§ **EXERCISE REQUIREMENTS**: Identify the lines that include the word "this", then copy all of them.

§ **MATERIAL TO PROCESS**:
---------------

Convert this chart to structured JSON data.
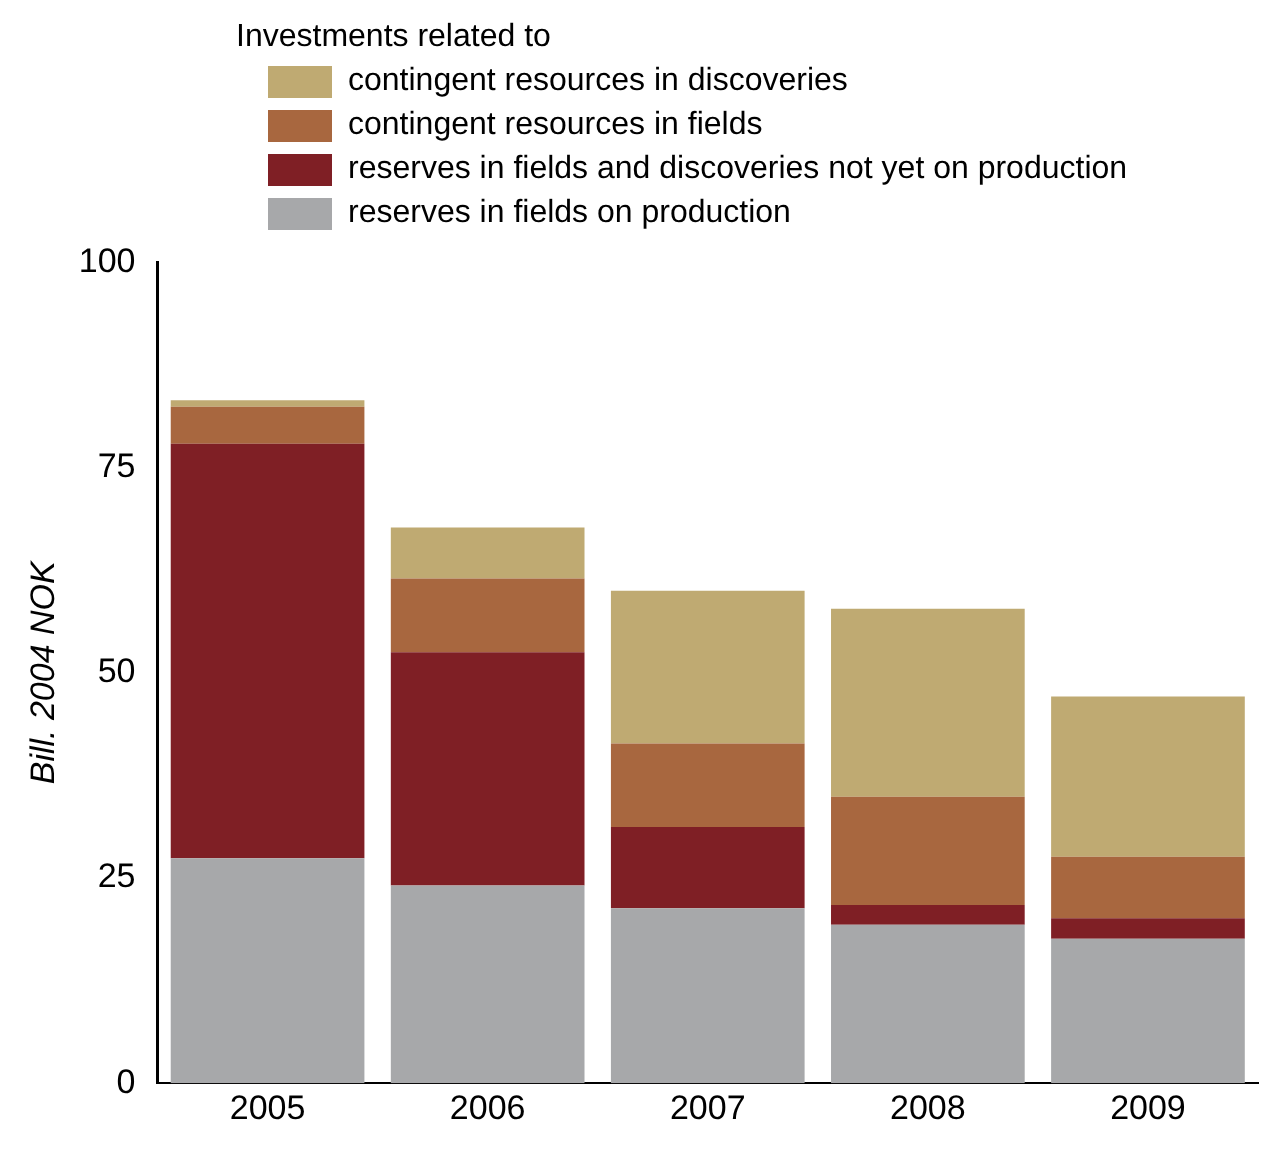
{
  "chart_data": {
    "type": "bar",
    "stacked": true,
    "legend_title": "Investments related to",
    "ylabel": "Bill. 2004 NOK",
    "categories": [
      "2005",
      "2006",
      "2007",
      "2008",
      "2009"
    ],
    "series": [
      {
        "name": "reserves in fields on production",
        "color": "#a7a8aa",
        "values": [
          27.4,
          24.1,
          21.3,
          19.3,
          17.6
        ]
      },
      {
        "name": "reserves in fields and discoveries not yet on production",
        "color": "#7f1f25",
        "values": [
          50.5,
          28.4,
          9.9,
          2.4,
          2.5
        ]
      },
      {
        "name": "contingent resources in fields",
        "color": "#a8673f",
        "values": [
          4.5,
          9.0,
          10.2,
          13.2,
          7.5
        ]
      },
      {
        "name": "contingent resources in discoveries",
        "color": "#bfaa72",
        "values": [
          0.8,
          6.2,
          18.6,
          22.9,
          19.5
        ]
      }
    ],
    "ylim": [
      0,
      100
    ],
    "yticks": [
      0,
      25,
      50,
      75,
      100
    ],
    "grid": false,
    "legend": "top"
  }
}
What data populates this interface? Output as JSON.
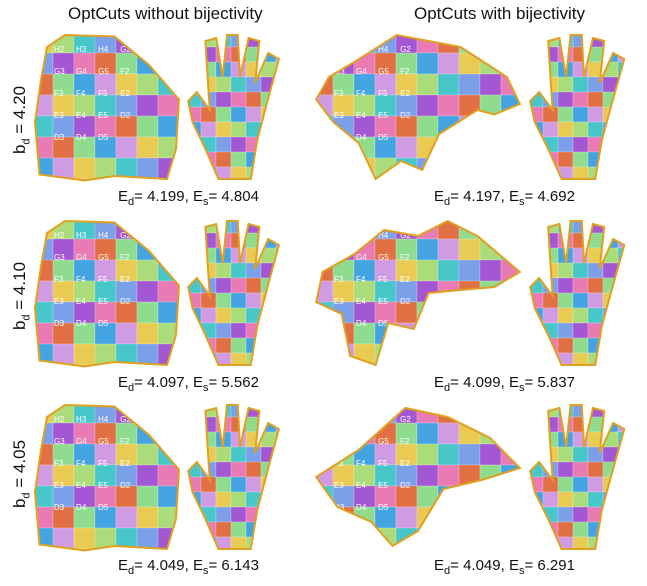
{
  "columns": [
    {
      "title": "OptCuts without bijectivity"
    },
    {
      "title": "OptCuts with bijectivity"
    }
  ],
  "rows": [
    {
      "label_prefix": "b",
      "label_sub": "d",
      "label_value": "= 4.20",
      "left": {
        "ed_label": "E",
        "ed_sub": "d",
        "ed": "= 4.199, ",
        "es_label": "E",
        "es_sub": "s",
        "es": "= 4.804"
      },
      "right": {
        "ed_label": "E",
        "ed_sub": "d",
        "ed": "= 4.197, ",
        "es_label": "E",
        "es_sub": "s",
        "es": "= 4.692"
      }
    },
    {
      "label_prefix": "b",
      "label_sub": "d",
      "label_value": "= 4.10",
      "left": {
        "ed_label": "E",
        "ed_sub": "d",
        "ed": "= 4.097, ",
        "es_label": "E",
        "es_sub": "s",
        "es": "= 5.562"
      },
      "right": {
        "ed_label": "E",
        "ed_sub": "d",
        "ed": "= 4.099, ",
        "es_label": "E",
        "es_sub": "s",
        "es": "= 5.837"
      }
    },
    {
      "label_prefix": "b",
      "label_sub": "d",
      "label_value": "= 4.05",
      "left": {
        "ed_label": "E",
        "ed_sub": "d",
        "ed": "= 4.049, ",
        "es_label": "E",
        "es_sub": "s",
        "es": "= 6.143"
      },
      "right": {
        "ed_label": "E",
        "ed_sub": "d",
        "ed": "= 4.049, ",
        "es_label": "E",
        "es_sub": "s",
        "es": "= 6.291"
      }
    }
  ],
  "uv_grid_labels": [
    "H2",
    "H3",
    "H4",
    "G2",
    "G3",
    "G4",
    "G5",
    "F2",
    "F3",
    "F4",
    "F5",
    "E2",
    "E3",
    "E4",
    "E5",
    "D2",
    "D3",
    "D4",
    "D5"
  ],
  "colors": {
    "seam": "#e0a020",
    "checker": [
      "#e8c84a",
      "#8fd14f",
      "#3fc4c9",
      "#4f7fe0",
      "#a04fd0",
      "#e04f9a",
      "#e06a3a",
      "#6ad06a",
      "#3aa0e0",
      "#c07ad8"
    ]
  }
}
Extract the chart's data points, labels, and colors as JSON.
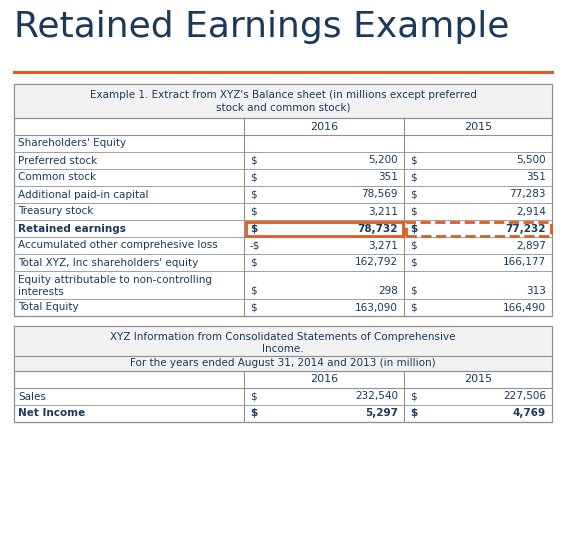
{
  "title": "Retained Earnings Example",
  "title_color": "#1a3a5c",
  "accent_color": "#e05c20",
  "bg_color": "#ffffff",
  "table1_header_line1": "Example 1. Extract from XYZ's Balance sheet (in millions except preferred",
  "table1_header_line2": "stock and common stock)",
  "table1_rows": [
    {
      "label": "Shareholders' Equity",
      "sym2016": "",
      "val2016": "",
      "sym2015": "",
      "val2015": "",
      "bold": false,
      "multiline": false
    },
    {
      "label": "Preferred stock",
      "sym2016": "$",
      "val2016": "5,200",
      "sym2015": "$",
      "val2015": "5,500",
      "bold": false,
      "multiline": false
    },
    {
      "label": "Common stock",
      "sym2016": "$",
      "val2016": "351",
      "sym2015": "$",
      "val2015": "351",
      "bold": false,
      "multiline": false
    },
    {
      "label": "Additional paid-in capital",
      "sym2016": "$",
      "val2016": "78,569",
      "sym2015": "$",
      "val2015": "77,283",
      "bold": false,
      "multiline": false
    },
    {
      "label": "Treasury stock",
      "sym2016": "$",
      "val2016": "3,211",
      "sym2015": "$",
      "val2015": "2,914",
      "bold": false,
      "multiline": false
    },
    {
      "label": "Retained earnings",
      "sym2016": "$",
      "val2016": "78,732",
      "sym2015": "$",
      "val2015": "77,232",
      "bold": true,
      "multiline": false,
      "hl16": "solid",
      "hl15": "dashed"
    },
    {
      "label": "Accumulated other comprehesive loss",
      "sym2016": "-$",
      "val2016": "3,271",
      "sym2015": "$",
      "val2015": "2,897",
      "bold": false,
      "multiline": false
    },
    {
      "label": "Total XYZ, Inc shareholders' equity",
      "sym2016": "$",
      "val2016": "162,792",
      "sym2015": "$",
      "val2015": "166,177",
      "bold": false,
      "multiline": false
    },
    {
      "label": "Equity attributable to non-controlling",
      "label2": "interests",
      "sym2016": "$",
      "val2016": "298",
      "sym2015": "$",
      "val2015": "313",
      "bold": false,
      "multiline": true
    },
    {
      "label": "Total Equity",
      "sym2016": "$",
      "val2016": "163,090",
      "sym2015": "$",
      "val2015": "166,490",
      "bold": false,
      "multiline": false
    }
  ],
  "table2_header_line1": "XYZ Information from Consolidated Statements of Comprehensive",
  "table2_header_line2": "Income.",
  "table2_subheader": "For the years ended August 31, 2014 and 2013 (in million)",
  "table2_rows": [
    {
      "label": "Sales",
      "sym2016": "$",
      "val2016": "232,540",
      "sym2015": "$",
      "val2015": "227,506",
      "bold": false
    },
    {
      "label": "Net Income",
      "sym2016": "$",
      "val2016": "5,297",
      "sym2015": "$",
      "val2015": "4,769",
      "bold": true
    }
  ],
  "text_color": "#1a3a5c",
  "border_color": "#909090",
  "highlight_color": "#e05c20",
  "fig_w": 5.66,
  "fig_h": 5.46,
  "dpi": 100
}
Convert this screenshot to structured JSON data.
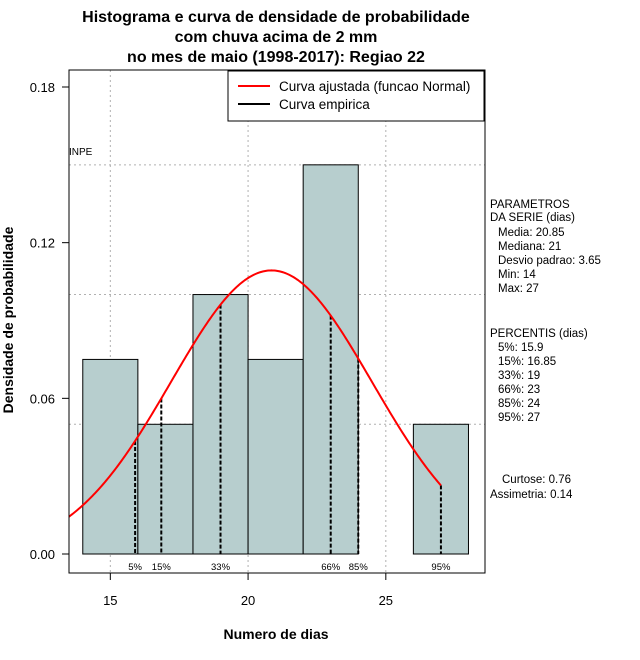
{
  "chart_data": {
    "type": "bar",
    "title_lines": [
      "Histograma e curva de densidade de probabilidade",
      "com chuva acima de 2 mm",
      "no mes de maio (1998-2017): Regiao 22"
    ],
    "xlabel": "Numero de dias",
    "ylabel": "Densidade de probabilidade",
    "xlim": [
      13.5,
      28.6
    ],
    "ylim": [
      0,
      0.18
    ],
    "x_ticks": [
      15,
      20,
      25
    ],
    "y_ticks": [
      0.0,
      0.06,
      0.12,
      0.18
    ],
    "y_tick_labels": [
      "0.00",
      "0.06",
      "0.12",
      "0.18"
    ],
    "grid_x": [
      15,
      20,
      25
    ],
    "grid_y": [
      0.05,
      0.1,
      0.15
    ],
    "bins": [
      {
        "from": 14,
        "to": 16,
        "density": 0.075
      },
      {
        "from": 16,
        "to": 18,
        "density": 0.05
      },
      {
        "from": 18,
        "to": 20,
        "density": 0.1
      },
      {
        "from": 20,
        "to": 22,
        "density": 0.075
      },
      {
        "from": 22,
        "to": 24,
        "density": 0.15
      },
      {
        "from": 24,
        "to": 26,
        "density": 0
      },
      {
        "from": 26,
        "to": 28,
        "density": 0.05
      }
    ],
    "series": [
      {
        "name": "Curva ajustada (funcao Normal)",
        "color": "#ff0000",
        "mean": 20.85,
        "sd": 3.65,
        "x_from": 13.5,
        "x_to": 27
      }
    ],
    "legend": [
      {
        "label": "Curva ajustada (funcao Normal)",
        "color": "#ff0000"
      },
      {
        "label": "Curva empirica",
        "color": "#000000"
      }
    ],
    "legend_position": "top-right",
    "watermark": "INPE",
    "percentiles": [
      {
        "label": "5%",
        "value": 15.9
      },
      {
        "label": "15%",
        "value": 16.85
      },
      {
        "label": "33%",
        "value": 19
      },
      {
        "label": "66%",
        "value": 23
      },
      {
        "label": "85%",
        "value": 24
      },
      {
        "label": "95%",
        "value": 27
      }
    ],
    "bar_color": "#b7cece",
    "grid_color": "#b0b0b0"
  },
  "side_panel": {
    "params_title_1": "PARAMETROS",
    "params_title_2": "DA SERIE (dias)",
    "media": "Media: 20.85",
    "mediana": "Mediana: 21",
    "desvio": "Desvio padrao: 3.65",
    "min": "Min: 14",
    "max": "Max: 27",
    "pct_title": "PERCENTIS (dias)",
    "p5": "5%: 15.9",
    "p15": "15%: 16.85",
    "p33": "33%: 19",
    "p66": "66%: 23",
    "p85": "85%: 24",
    "p95": "95%: 27",
    "curtose": "Curtose: 0.76",
    "assimetria": "Assimetria: 0.14"
  }
}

---------------

§ **COMPLETED TASK**:
Convert this chart to structured JSON data.
What data populates this interface? Output as JSON.
Convert this screenshot to structured JSON data.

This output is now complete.